*Work to be completed*
Search the material below for the string "name" and extract each line that has it.
⁂
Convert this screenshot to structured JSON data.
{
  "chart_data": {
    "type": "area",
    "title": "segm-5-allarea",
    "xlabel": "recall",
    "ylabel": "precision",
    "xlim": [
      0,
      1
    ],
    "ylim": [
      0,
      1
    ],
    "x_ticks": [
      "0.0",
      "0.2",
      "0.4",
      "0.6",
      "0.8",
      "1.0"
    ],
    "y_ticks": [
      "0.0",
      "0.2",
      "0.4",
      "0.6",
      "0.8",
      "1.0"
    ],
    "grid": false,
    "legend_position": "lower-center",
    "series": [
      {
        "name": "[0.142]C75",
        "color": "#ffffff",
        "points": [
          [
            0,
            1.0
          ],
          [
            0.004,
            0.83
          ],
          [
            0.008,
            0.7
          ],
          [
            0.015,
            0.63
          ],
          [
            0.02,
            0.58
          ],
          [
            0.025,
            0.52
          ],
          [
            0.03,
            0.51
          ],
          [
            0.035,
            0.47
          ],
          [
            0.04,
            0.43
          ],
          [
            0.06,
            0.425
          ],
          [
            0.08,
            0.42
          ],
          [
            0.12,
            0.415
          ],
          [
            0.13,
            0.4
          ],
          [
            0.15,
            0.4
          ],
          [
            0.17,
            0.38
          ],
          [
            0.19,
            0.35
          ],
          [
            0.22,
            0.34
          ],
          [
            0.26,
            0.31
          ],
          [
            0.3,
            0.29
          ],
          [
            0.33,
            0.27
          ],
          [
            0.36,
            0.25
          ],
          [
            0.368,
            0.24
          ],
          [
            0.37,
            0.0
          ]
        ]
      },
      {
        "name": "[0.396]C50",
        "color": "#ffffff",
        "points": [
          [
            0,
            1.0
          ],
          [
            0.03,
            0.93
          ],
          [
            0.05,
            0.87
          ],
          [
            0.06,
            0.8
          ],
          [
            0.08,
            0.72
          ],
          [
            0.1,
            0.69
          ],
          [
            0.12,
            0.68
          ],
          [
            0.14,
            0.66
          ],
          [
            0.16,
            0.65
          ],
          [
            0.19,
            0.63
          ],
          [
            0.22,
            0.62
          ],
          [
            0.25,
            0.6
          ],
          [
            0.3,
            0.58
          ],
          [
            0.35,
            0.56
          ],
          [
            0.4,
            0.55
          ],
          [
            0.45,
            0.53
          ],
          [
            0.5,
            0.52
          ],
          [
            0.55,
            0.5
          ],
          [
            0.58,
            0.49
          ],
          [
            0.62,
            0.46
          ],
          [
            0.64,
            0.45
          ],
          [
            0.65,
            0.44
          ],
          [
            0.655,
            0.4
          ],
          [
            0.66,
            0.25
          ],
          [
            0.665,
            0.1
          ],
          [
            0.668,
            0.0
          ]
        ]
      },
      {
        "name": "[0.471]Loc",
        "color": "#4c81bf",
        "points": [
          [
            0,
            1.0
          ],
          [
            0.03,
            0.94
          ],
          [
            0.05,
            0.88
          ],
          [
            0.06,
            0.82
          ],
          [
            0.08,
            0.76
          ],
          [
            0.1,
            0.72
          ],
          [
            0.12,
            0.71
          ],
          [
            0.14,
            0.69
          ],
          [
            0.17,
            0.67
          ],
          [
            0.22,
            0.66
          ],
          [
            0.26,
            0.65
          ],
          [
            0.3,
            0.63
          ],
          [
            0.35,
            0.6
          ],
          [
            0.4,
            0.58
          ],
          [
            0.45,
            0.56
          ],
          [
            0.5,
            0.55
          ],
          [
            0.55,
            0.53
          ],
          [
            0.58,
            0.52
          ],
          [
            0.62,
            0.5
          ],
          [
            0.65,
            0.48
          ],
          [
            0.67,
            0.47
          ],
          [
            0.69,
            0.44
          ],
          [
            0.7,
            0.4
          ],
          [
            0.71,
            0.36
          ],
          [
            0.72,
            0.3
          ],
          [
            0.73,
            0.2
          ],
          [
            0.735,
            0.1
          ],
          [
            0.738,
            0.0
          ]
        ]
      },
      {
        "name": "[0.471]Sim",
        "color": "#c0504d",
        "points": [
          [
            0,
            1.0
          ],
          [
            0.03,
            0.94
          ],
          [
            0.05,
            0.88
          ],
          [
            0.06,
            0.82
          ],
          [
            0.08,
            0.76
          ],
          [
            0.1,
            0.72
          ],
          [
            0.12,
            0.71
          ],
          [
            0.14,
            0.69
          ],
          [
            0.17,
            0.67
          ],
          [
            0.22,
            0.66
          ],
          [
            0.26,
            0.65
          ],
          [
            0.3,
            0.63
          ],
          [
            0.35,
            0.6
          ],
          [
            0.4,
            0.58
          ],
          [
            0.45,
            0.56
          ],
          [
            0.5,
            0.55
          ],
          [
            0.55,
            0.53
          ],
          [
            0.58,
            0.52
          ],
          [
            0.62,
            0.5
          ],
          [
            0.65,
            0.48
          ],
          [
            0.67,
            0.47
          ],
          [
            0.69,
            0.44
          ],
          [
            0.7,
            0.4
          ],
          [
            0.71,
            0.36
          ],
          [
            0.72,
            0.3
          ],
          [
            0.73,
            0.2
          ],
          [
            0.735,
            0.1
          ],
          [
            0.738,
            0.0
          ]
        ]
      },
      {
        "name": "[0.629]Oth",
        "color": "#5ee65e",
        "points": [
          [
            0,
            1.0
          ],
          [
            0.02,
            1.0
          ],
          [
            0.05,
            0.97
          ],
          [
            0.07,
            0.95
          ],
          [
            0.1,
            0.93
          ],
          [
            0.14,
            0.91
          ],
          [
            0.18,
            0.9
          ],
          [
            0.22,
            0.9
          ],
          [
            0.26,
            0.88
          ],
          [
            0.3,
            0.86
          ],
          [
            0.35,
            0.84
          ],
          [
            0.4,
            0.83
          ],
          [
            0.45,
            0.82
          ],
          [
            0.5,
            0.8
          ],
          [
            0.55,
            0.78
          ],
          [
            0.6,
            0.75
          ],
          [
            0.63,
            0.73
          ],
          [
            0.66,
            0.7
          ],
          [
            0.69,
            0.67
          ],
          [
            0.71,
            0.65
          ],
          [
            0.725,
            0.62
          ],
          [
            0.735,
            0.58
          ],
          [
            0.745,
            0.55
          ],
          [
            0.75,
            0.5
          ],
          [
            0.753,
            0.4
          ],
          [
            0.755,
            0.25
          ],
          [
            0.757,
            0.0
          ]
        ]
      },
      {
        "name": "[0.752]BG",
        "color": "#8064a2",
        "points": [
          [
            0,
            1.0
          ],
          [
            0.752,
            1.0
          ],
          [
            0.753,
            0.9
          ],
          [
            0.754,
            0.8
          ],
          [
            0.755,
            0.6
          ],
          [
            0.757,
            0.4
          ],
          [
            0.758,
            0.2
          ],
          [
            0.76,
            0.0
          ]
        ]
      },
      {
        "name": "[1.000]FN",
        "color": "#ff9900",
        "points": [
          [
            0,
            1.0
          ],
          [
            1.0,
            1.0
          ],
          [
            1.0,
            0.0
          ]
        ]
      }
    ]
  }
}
⁂
*Output for this task*
        "name": "[0.142]C75",
        "name": "[0.396]C50",
        "name": "[0.471]Loc",
        "name": "[0.471]Sim",
        "name": "[0.629]Oth",
        "name": "[0.752]BG",
        "name": "[1.000]FN",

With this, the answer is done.